*** RECORD EXCERPTS ***

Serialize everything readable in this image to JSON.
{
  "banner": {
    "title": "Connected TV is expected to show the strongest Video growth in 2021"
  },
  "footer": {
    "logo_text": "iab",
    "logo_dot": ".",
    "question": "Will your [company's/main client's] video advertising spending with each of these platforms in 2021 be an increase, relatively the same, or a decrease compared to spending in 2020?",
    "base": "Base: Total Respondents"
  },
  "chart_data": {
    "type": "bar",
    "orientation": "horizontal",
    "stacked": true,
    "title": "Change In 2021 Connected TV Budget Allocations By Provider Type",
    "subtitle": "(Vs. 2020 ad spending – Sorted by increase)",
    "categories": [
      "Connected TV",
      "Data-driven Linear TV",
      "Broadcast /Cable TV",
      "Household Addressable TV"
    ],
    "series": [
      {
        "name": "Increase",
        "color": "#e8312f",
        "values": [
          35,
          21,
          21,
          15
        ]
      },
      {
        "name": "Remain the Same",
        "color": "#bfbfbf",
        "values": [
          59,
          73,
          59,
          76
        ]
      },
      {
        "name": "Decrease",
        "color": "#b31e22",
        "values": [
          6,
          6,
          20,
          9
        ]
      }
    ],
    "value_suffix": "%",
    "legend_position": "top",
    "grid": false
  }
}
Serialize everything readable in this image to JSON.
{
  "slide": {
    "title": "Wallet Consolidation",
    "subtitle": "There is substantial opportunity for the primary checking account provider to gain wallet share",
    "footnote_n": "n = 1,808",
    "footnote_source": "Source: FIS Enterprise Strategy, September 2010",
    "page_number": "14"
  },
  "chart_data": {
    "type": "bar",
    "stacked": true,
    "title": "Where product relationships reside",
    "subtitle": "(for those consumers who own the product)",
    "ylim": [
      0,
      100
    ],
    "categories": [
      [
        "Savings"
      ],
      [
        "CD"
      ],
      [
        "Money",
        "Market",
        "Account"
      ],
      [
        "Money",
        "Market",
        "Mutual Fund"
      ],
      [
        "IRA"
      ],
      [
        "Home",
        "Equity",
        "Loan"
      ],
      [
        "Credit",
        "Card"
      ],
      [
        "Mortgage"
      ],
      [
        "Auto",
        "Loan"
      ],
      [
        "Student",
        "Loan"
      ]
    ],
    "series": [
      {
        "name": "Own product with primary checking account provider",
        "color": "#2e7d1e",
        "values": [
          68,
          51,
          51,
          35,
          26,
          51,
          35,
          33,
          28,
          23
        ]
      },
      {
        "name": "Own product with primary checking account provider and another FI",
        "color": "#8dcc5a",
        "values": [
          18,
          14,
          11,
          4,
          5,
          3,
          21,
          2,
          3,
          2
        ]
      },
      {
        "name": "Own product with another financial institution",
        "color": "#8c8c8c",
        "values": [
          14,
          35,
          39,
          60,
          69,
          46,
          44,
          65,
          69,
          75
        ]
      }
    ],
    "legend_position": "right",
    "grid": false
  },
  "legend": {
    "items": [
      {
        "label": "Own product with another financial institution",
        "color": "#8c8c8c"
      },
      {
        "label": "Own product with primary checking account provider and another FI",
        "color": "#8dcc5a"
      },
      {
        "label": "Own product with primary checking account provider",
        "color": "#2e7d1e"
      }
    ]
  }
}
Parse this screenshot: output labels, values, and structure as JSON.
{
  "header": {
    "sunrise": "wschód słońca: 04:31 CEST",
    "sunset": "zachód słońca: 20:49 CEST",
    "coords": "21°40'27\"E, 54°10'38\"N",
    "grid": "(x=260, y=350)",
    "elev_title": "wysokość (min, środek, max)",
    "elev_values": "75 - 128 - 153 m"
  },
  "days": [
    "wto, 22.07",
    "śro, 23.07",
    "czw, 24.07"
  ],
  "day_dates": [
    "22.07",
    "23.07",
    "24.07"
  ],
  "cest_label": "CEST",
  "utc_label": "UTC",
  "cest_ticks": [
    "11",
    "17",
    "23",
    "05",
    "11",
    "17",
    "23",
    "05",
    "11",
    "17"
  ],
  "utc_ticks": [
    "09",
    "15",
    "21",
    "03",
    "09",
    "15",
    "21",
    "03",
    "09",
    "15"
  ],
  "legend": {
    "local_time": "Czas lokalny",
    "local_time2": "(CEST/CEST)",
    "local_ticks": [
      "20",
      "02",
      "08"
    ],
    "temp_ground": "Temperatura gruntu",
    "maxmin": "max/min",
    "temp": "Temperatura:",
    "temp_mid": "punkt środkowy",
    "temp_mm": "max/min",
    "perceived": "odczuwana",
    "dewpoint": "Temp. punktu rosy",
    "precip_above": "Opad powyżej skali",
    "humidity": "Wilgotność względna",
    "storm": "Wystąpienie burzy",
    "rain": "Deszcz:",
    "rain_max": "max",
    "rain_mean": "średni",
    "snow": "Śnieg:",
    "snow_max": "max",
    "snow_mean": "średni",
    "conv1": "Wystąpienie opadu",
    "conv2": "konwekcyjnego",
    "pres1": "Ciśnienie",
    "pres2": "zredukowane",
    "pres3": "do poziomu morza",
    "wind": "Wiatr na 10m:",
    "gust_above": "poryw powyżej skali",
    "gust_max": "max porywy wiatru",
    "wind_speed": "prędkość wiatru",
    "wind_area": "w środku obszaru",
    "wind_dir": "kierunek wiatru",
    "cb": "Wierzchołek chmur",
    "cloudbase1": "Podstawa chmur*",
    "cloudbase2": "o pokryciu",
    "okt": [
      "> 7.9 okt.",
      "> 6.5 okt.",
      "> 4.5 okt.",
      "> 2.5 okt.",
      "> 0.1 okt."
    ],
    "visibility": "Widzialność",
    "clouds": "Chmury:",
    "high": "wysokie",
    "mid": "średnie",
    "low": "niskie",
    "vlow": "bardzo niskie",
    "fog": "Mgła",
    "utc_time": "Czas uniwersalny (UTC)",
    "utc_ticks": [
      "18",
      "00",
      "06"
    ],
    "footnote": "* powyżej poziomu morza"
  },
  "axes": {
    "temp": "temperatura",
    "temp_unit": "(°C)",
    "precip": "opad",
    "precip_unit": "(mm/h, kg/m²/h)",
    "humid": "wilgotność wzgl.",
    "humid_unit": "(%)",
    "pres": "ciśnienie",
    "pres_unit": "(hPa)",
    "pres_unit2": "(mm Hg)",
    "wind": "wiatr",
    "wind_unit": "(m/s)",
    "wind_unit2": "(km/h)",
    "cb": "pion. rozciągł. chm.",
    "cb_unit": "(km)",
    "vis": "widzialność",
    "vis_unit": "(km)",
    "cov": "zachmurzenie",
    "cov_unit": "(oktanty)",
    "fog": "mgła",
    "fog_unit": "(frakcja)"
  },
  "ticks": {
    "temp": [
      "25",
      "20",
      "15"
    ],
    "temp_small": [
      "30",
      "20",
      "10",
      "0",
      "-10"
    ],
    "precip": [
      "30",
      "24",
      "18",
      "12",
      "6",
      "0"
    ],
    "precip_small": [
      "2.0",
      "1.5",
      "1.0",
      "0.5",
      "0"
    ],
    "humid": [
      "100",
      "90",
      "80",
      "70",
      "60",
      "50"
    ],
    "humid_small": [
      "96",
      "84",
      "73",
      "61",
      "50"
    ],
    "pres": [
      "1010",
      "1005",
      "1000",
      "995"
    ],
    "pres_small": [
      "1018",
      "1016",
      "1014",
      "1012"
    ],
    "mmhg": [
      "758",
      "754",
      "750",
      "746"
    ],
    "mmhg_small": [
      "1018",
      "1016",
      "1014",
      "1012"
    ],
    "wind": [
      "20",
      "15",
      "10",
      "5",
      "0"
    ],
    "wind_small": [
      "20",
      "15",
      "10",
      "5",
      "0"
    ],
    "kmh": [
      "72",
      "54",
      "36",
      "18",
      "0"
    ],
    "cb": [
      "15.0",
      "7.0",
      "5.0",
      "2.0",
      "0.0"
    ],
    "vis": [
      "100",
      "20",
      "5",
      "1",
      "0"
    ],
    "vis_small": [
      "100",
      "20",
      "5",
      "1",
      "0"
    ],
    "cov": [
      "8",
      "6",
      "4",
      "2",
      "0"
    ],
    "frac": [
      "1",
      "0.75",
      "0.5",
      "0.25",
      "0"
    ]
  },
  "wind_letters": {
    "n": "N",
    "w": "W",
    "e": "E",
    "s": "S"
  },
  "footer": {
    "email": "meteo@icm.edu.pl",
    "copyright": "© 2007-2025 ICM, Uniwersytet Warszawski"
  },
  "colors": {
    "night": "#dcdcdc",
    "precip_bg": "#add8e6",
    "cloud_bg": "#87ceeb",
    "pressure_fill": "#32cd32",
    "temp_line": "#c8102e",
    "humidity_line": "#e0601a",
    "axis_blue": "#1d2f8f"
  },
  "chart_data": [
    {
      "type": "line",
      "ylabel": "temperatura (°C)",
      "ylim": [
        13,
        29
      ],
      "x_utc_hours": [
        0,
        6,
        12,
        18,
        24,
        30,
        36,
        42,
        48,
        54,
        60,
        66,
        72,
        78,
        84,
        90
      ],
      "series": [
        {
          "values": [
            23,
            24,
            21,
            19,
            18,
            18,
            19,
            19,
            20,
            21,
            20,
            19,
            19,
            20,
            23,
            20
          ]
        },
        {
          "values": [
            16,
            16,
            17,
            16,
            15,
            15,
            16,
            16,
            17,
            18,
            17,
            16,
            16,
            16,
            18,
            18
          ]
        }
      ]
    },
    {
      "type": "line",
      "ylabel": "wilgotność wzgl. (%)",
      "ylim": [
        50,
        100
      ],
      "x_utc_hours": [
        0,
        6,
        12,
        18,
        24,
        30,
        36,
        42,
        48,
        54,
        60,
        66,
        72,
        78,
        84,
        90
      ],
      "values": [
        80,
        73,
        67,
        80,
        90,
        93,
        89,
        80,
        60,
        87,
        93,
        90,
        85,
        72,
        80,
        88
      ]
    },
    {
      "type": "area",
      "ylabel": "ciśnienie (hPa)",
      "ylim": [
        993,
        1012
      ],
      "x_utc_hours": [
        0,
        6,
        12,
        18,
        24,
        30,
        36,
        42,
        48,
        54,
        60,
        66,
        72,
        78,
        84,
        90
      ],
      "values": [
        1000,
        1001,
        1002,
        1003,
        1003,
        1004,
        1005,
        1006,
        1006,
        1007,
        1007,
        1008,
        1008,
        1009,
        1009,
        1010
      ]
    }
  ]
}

***

For this exercise, gather every line of the data that contains the word "skali".

__RESULT OF THIS EXERCISE__
    "precip_above": "Opad powyżej skali",
    "gust_above": "poryw powyżej skali",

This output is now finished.